• [SHORT TASK]:
Show all lines from the listing below that contain "Traction".
==================================================
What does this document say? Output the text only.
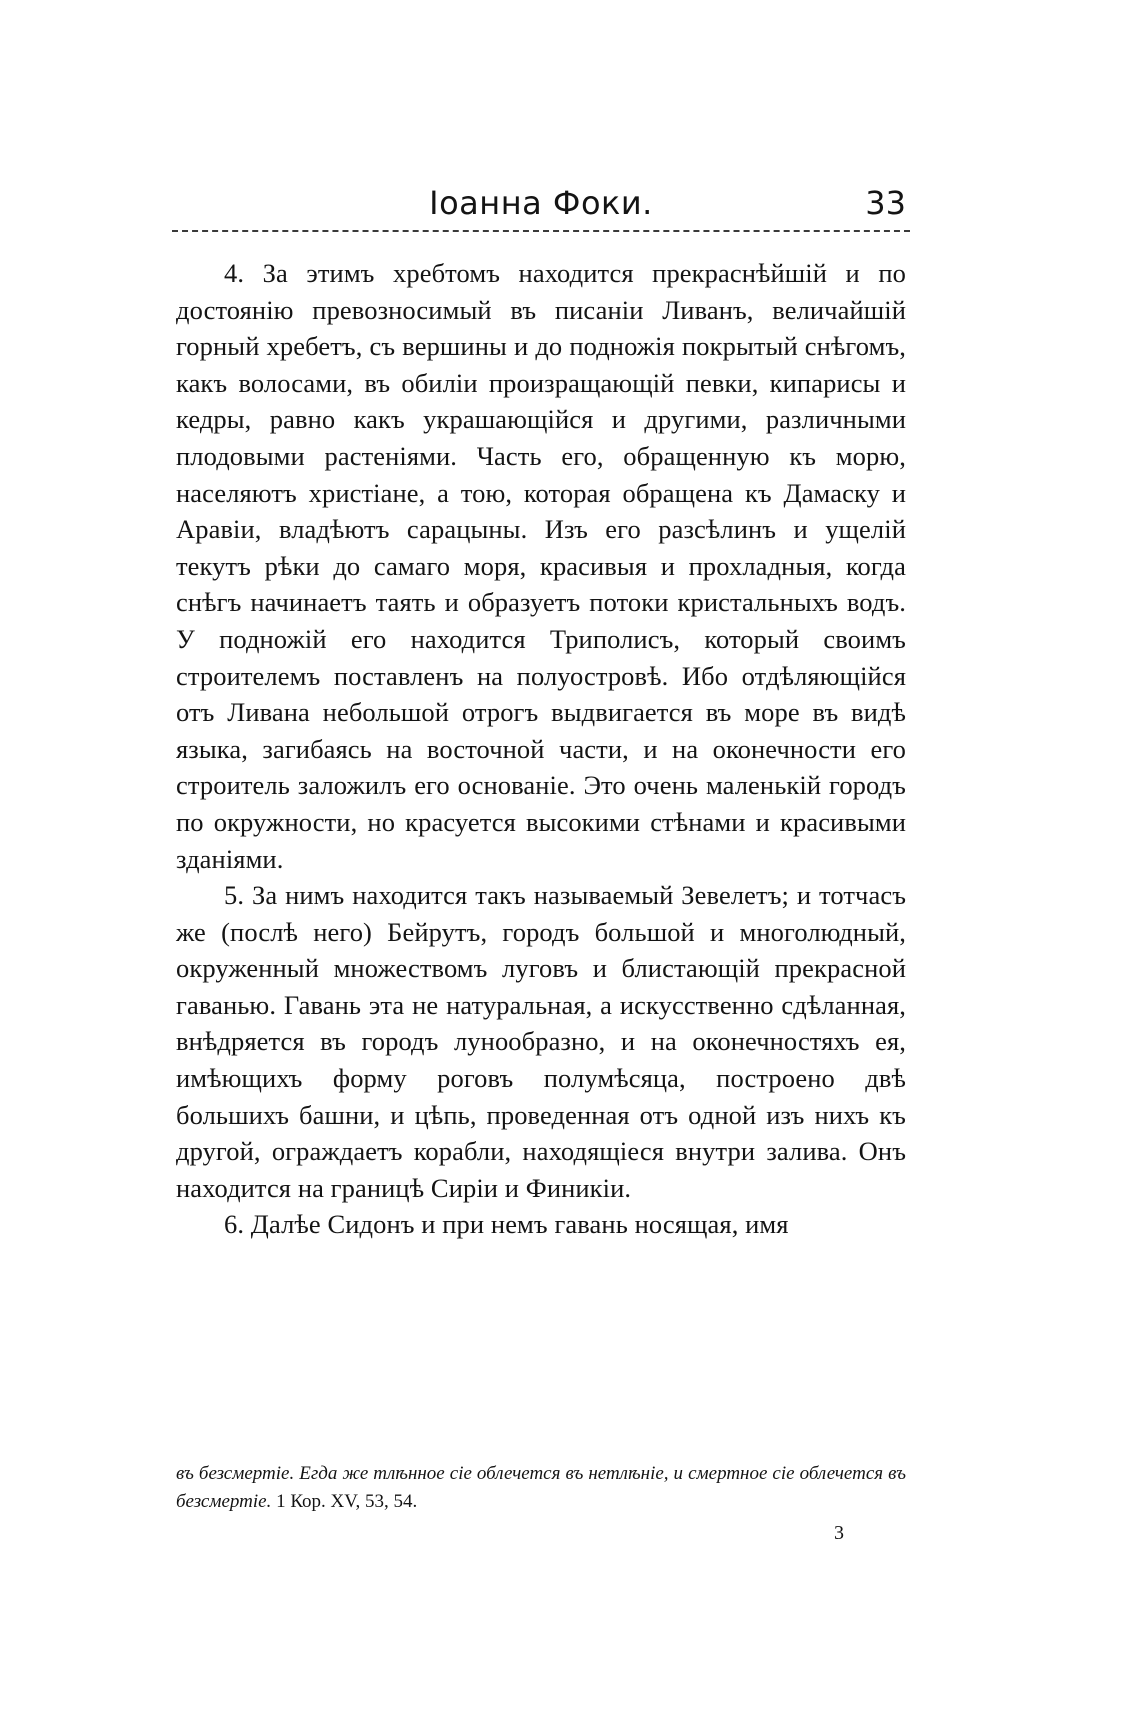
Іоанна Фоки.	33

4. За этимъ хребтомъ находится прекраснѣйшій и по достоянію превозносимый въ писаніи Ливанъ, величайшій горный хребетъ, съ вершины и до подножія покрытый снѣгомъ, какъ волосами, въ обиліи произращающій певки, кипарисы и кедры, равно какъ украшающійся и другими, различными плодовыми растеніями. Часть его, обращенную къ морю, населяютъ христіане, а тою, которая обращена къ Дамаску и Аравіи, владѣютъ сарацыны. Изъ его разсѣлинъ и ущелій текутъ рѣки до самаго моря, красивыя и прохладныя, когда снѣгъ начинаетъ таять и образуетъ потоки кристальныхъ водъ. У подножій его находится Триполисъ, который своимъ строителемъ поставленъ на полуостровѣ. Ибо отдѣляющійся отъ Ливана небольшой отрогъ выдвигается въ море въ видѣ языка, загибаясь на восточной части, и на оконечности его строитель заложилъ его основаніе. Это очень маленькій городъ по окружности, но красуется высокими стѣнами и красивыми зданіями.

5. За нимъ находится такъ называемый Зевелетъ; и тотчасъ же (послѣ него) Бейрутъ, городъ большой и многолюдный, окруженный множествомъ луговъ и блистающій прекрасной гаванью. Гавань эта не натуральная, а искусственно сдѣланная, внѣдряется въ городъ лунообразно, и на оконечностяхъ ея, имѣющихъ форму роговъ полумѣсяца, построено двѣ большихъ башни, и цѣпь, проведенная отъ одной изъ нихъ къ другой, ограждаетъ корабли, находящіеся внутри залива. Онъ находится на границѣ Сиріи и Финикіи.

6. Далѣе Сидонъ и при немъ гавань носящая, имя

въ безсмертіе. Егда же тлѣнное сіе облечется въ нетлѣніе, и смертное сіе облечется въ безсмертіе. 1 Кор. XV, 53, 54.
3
==================================================
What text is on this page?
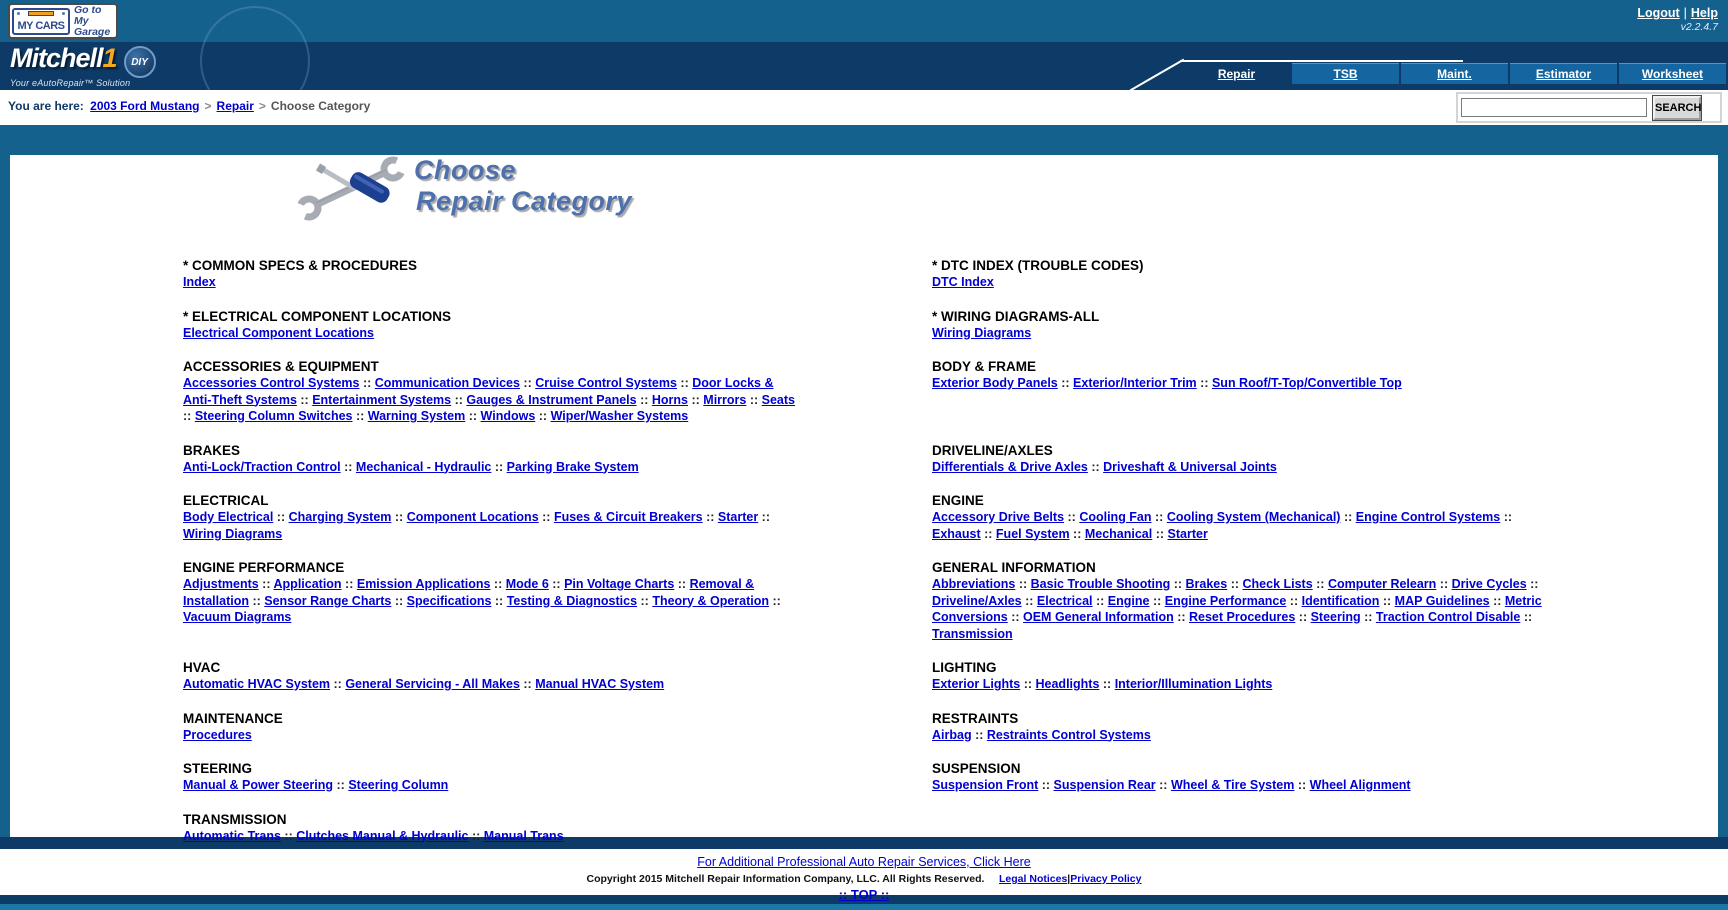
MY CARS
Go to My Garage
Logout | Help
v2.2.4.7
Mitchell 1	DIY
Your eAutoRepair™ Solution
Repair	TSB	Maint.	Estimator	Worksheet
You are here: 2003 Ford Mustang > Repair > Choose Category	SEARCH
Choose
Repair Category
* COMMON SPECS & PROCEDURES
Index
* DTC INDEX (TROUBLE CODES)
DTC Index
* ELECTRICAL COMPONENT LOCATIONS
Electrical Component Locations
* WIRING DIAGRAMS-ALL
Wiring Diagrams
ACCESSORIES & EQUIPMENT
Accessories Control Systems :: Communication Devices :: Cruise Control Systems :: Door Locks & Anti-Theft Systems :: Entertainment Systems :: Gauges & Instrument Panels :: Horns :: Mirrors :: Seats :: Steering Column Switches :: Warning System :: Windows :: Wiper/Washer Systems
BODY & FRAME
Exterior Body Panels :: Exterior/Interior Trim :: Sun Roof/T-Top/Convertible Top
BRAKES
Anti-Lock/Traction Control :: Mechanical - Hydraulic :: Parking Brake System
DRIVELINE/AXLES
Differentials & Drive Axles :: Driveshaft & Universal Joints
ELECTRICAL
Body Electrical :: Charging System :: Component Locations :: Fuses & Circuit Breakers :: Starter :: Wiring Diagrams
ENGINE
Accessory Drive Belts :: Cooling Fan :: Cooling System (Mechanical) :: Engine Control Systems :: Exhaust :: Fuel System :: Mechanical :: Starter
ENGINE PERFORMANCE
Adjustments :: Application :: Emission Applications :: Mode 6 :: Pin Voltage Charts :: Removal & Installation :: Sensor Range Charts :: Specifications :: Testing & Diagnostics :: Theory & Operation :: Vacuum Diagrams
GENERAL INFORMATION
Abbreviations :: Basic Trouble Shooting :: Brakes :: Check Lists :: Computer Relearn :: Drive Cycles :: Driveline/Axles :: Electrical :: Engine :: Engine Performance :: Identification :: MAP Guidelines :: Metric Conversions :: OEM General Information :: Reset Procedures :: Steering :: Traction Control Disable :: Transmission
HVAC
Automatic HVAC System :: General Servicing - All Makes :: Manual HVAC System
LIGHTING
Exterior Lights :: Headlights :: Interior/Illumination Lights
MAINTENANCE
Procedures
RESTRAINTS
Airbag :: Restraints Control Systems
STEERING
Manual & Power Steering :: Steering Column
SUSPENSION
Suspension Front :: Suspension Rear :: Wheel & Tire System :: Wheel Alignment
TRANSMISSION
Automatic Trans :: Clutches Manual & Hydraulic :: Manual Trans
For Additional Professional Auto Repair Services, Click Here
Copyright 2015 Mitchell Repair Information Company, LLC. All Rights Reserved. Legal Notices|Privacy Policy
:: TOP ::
==================================================
• [RESULT]:
Anti-Lock/Traction Control :: Mechanical - Hydraulic :: Parking Brake System
Abbreviations :: Basic Trouble Shooting :: Brakes :: Check Lists :: Computer Relearn :: Drive Cycles :: Driveline/Axles :: Electrical :: Engine :: Engine Performance :: Identification :: MAP Guidelines :: Metric Conversions :: OEM General Information :: Reset Procedures :: Steering :: Traction Control Disable :: Transmission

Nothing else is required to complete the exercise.